──────── Source data

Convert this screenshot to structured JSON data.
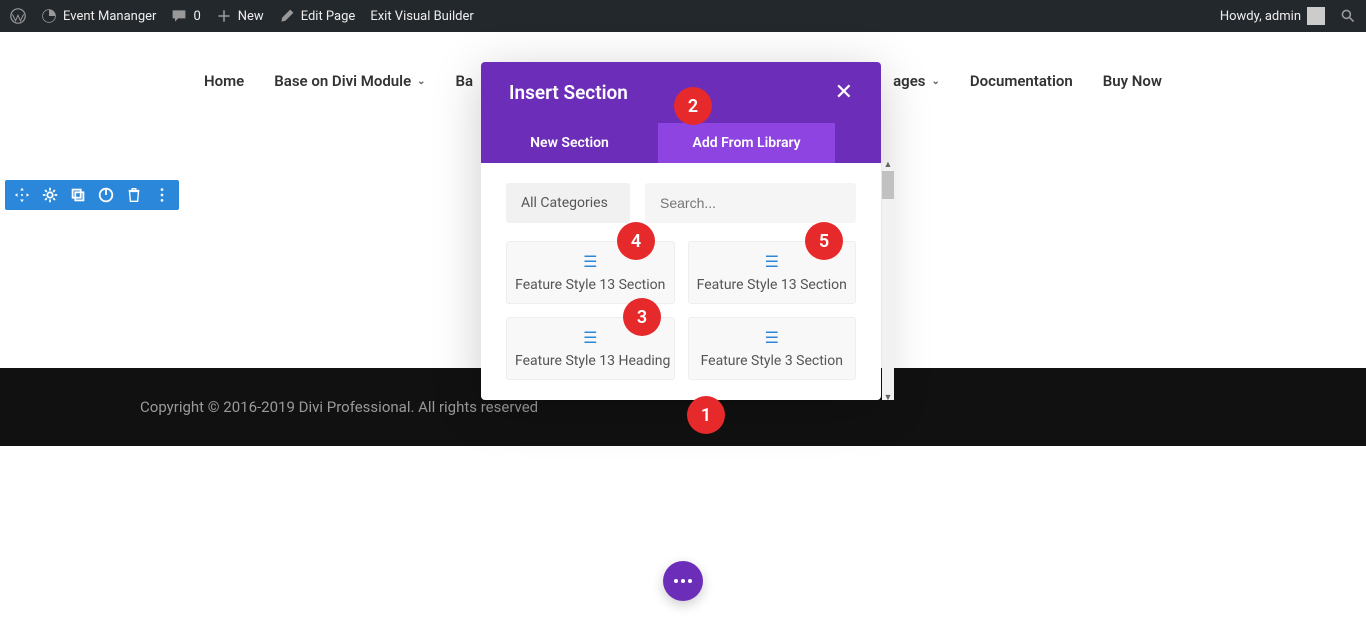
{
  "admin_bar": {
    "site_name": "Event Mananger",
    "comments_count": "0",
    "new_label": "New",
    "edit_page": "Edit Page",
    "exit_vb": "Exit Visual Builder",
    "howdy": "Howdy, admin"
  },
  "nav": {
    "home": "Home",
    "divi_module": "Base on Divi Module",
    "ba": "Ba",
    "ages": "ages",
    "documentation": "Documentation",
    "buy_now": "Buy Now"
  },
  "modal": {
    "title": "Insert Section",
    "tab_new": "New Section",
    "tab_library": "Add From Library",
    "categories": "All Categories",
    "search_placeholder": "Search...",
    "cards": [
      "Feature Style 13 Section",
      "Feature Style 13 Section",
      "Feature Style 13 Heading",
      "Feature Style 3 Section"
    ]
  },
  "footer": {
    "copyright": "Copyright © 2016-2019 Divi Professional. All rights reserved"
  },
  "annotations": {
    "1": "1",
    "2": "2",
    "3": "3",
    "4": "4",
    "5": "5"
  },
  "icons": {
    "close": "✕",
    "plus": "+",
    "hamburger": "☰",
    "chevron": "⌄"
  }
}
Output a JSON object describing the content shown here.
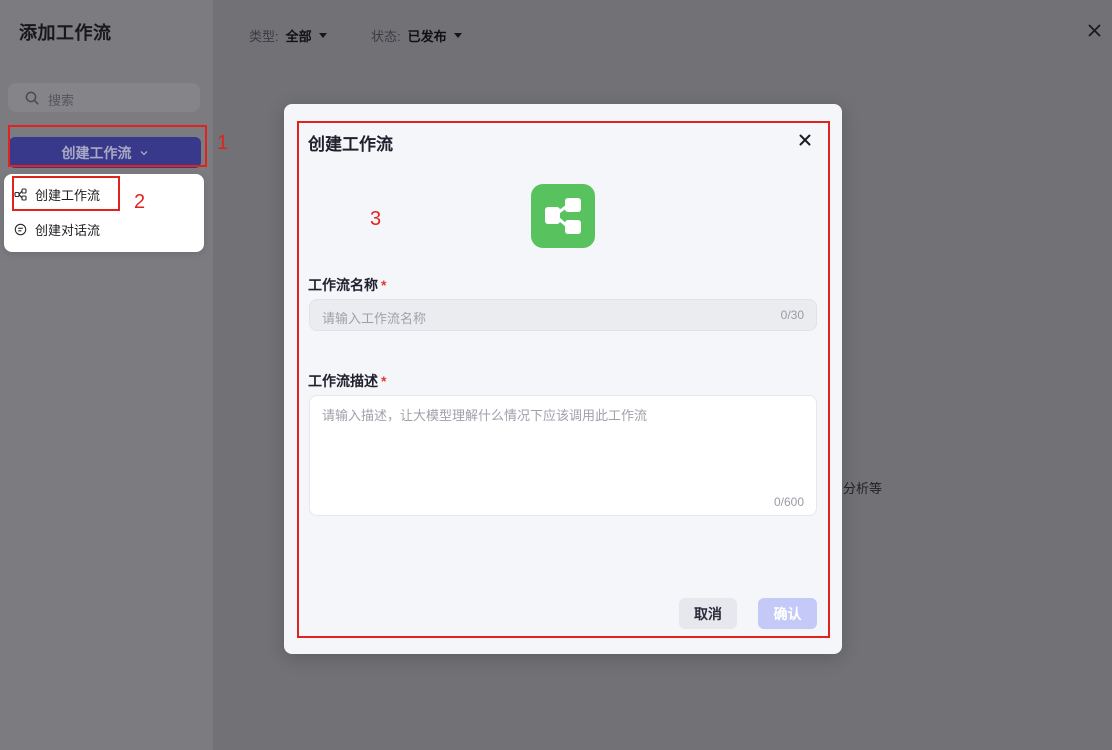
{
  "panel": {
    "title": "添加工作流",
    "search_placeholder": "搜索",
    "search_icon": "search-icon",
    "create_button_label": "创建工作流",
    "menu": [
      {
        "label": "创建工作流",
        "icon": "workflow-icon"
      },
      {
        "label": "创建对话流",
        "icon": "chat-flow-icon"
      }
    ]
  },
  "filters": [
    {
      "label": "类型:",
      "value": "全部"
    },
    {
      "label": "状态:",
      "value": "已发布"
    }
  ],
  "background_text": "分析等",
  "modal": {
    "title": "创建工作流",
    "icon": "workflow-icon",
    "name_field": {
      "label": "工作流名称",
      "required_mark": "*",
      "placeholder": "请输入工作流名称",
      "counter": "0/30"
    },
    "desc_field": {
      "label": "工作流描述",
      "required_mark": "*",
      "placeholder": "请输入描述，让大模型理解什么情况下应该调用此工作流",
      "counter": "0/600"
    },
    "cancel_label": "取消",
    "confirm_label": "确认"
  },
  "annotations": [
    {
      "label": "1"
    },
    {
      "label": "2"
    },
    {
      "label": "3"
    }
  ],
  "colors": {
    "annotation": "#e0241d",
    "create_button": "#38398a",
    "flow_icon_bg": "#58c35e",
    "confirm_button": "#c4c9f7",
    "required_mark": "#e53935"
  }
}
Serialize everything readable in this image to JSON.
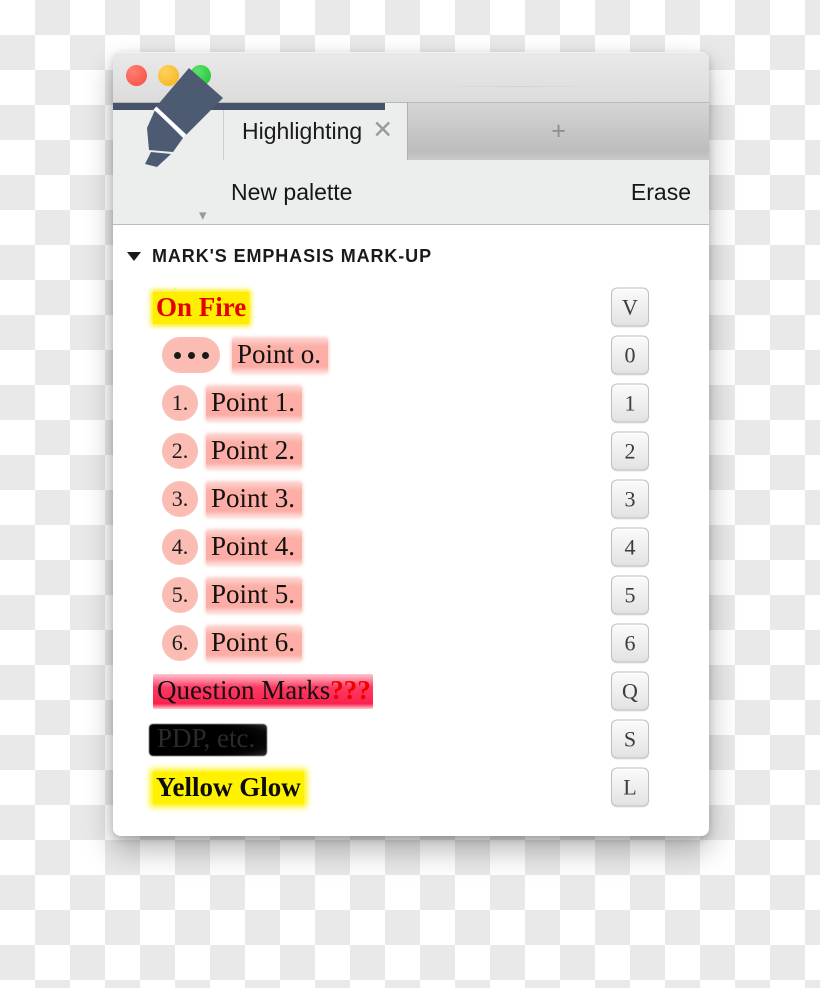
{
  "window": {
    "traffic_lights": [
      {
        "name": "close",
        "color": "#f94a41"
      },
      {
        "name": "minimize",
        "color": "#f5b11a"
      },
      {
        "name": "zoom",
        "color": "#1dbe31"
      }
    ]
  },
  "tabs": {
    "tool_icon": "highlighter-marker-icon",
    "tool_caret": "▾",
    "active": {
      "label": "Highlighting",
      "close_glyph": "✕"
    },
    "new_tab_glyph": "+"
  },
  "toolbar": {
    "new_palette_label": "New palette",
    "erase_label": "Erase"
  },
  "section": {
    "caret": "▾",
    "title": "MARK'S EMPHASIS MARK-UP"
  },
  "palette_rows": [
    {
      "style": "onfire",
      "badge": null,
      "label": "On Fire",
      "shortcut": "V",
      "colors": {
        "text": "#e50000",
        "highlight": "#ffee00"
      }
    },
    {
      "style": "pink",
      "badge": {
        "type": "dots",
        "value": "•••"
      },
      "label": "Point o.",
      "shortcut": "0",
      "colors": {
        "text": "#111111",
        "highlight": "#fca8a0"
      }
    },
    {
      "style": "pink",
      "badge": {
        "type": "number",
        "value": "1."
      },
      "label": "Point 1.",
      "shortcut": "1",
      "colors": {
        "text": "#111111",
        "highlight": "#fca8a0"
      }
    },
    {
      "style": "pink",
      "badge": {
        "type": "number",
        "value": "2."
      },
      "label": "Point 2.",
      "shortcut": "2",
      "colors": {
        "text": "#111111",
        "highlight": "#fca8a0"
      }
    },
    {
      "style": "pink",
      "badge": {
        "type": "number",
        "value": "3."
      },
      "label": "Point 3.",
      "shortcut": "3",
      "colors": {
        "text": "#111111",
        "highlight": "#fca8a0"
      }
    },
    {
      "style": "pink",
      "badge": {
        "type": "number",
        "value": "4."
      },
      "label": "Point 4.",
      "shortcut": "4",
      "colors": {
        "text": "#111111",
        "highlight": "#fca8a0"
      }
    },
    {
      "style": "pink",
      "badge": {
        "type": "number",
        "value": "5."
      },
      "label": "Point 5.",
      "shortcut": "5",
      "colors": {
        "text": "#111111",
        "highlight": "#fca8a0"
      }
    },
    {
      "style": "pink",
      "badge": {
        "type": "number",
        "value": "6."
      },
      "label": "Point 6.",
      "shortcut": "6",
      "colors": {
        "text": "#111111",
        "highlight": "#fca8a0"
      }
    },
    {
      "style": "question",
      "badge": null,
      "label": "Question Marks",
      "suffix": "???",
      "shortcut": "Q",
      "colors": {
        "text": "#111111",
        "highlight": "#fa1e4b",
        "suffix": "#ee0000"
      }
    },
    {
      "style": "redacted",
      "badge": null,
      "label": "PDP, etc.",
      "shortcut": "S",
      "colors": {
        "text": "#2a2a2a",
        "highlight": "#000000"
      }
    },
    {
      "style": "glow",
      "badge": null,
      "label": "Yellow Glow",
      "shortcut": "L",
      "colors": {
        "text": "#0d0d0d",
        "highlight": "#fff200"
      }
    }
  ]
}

────────────────

- **What to do**: Repeat the material above in full and exactly, omitting the pictures.

- **Reply to the task**:
Convert this screenshot to structured JSON data.
{
  "admin_bar": {
    "site_name": "Event Mananger",
    "comments_count": "0",
    "new_label": "New",
    "edit_page": "Edit Page",
    "exit_vb": "Exit Visual Builder",
    "howdy": "Howdy, admin"
  },
  "nav": {
    "home": "Home",
    "divi_module": "Base on Divi Module",
    "ba": "Ba",
    "ages": "ages",
    "documentation": "Documentation",
    "buy_now": "Buy Now"
  },
  "modal": {
    "title": "Insert Section",
    "tab_new": "New Section",
    "tab_library": "Add From Library",
    "categories": "All Categories",
    "search_placeholder": "Search...",
    "cards": [
      "Feature Style 13 Section",
      "Feature Style 13 Section",
      "Feature Style 13 Heading",
      "Feature Style 3 Section"
    ]
  },
  "footer": {
    "copyright": "Copyright © 2016-2019 Divi Professional. All rights reserved"
  },
  "annotations": {
    "1": "1",
    "2": "2",
    "3": "3",
    "4": "4",
    "5": "5"
  },
  "icons": {
    "close": "✕",
    "plus": "+",
    "hamburger": "☰",
    "chevron": "⌄"
  }
}
Output a JSON object describing the content shown here.
{
  "panel": {
    "title": "添加工作流",
    "search_placeholder": "搜索",
    "search_icon": "search-icon",
    "create_button_label": "创建工作流",
    "menu": [
      {
        "label": "创建工作流",
        "icon": "workflow-icon"
      },
      {
        "label": "创建对话流",
        "icon": "chat-flow-icon"
      }
    ]
  },
  "filters": [
    {
      "label": "类型:",
      "value": "全部"
    },
    {
      "label": "状态:",
      "value": "已发布"
    }
  ],
  "background_text": "分析等",
  "modal": {
    "title": "创建工作流",
    "icon": "workflow-icon",
    "name_field": {
      "label": "工作流名称",
      "required_mark": "*",
      "placeholder": "请输入工作流名称",
      "counter": "0/30"
    },
    "desc_field": {
      "label": "工作流描述",
      "required_mark": "*",
      "placeholder": "请输入描述，让大模型理解什么情况下应该调用此工作流",
      "counter": "0/600"
    },
    "cancel_label": "取消",
    "confirm_label": "确认"
  },
  "annotations": [
    {
      "label": "1"
    },
    {
      "label": "2"
    },
    {
      "label": "3"
    }
  ],
  "colors": {
    "annotation": "#e0241d",
    "create_button": "#38398a",
    "flow_icon_bg": "#58c35e",
    "confirm_button": "#c4c9f7",
    "required_mark": "#e53935"
  }
}
Serialize everything readable in this image to JSON.
{
  "window": {
    "traffic_lights": [
      {
        "name": "close",
        "color": "#f94a41"
      },
      {
        "name": "minimize",
        "color": "#f5b11a"
      },
      {
        "name": "zoom",
        "color": "#1dbe31"
      }
    ]
  },
  "tabs": {
    "tool_icon": "highlighter-marker-icon",
    "tool_caret": "▾",
    "active": {
      "label": "Highlighting",
      "close_glyph": "✕"
    },
    "new_tab_glyph": "+"
  },
  "toolbar": {
    "new_palette_label": "New palette",
    "erase_label": "Erase"
  },
  "section": {
    "caret": "▾",
    "title": "MARK'S EMPHASIS MARK-UP"
  },
  "palette_rows": [
    {
      "style": "onfire",
      "badge": null,
      "label": "On Fire",
      "shortcut": "V",
      "colors": {
        "text": "#e50000",
        "highlight": "#ffee00"
      }
    },
    {
      "style": "pink",
      "badge": {
        "type": "dots",
        "value": "•••"
      },
      "label": "Point o.",
      "shortcut": "0",
      "colors": {
        "text": "#111111",
        "highlight": "#fca8a0"
      }
    },
    {
      "style": "pink",
      "badge": {
        "type": "number",
        "value": "1."
      },
      "label": "Point 1.",
      "shortcut": "1",
      "colors": {
        "text": "#111111",
        "highlight": "#fca8a0"
      }
    },
    {
      "style": "pink",
      "badge": {
        "type": "number",
        "value": "2."
      },
      "label": "Point 2.",
      "shortcut": "2",
      "colors": {
        "text": "#111111",
        "highlight": "#fca8a0"
      }
    },
    {
      "style": "pink",
      "badge": {
        "type": "number",
        "value": "3."
      },
      "label": "Point 3.",
      "shortcut": "3",
      "colors": {
        "text": "#111111",
        "highlight": "#fca8a0"
      }
    },
    {
      "style": "pink",
      "badge": {
        "type": "number",
        "value": "4."
      },
      "label": "Point 4.",
      "shortcut": "4",
      "colors": {
        "text": "#111111",
        "highlight": "#fca8a0"
      }
    },
    {
      "style": "pink",
      "badge": {
        "type": "number",
        "value": "5."
      },
      "label": "Point 5.",
      "shortcut": "5",
      "colors": {
        "text": "#111111",
        "highlight": "#fca8a0"
      }
    },
    {
      "style": "pink",
      "badge": {
        "type": "number",
        "value": "6."
      },
      "label": "Point 6.",
      "shortcut": "6",
      "colors": {
        "text": "#111111",
        "highlight": "#fca8a0"
      }
    },
    {
      "style": "question",
      "badge": null,
      "label": "Question Marks",
      "suffix": "???",
      "shortcut": "Q",
      "colors": {
        "text": "#111111",
        "highlight": "#fa1e4b",
        "suffix": "#ee0000"
      }
    },
    {
      "style": "redacted",
      "badge": null,
      "label": "PDP, etc.",
      "shortcut": "S",
      "colors": {
        "text": "#2a2a2a",
        "highlight": "#000000"
      }
    },
    {
      "style": "glow",
      "badge": null,
      "label": "Yellow Glow",
      "shortcut": "L",
      "colors": {
        "text": "#0d0d0d",
        "highlight": "#fff200"
      }
    }
  ]
}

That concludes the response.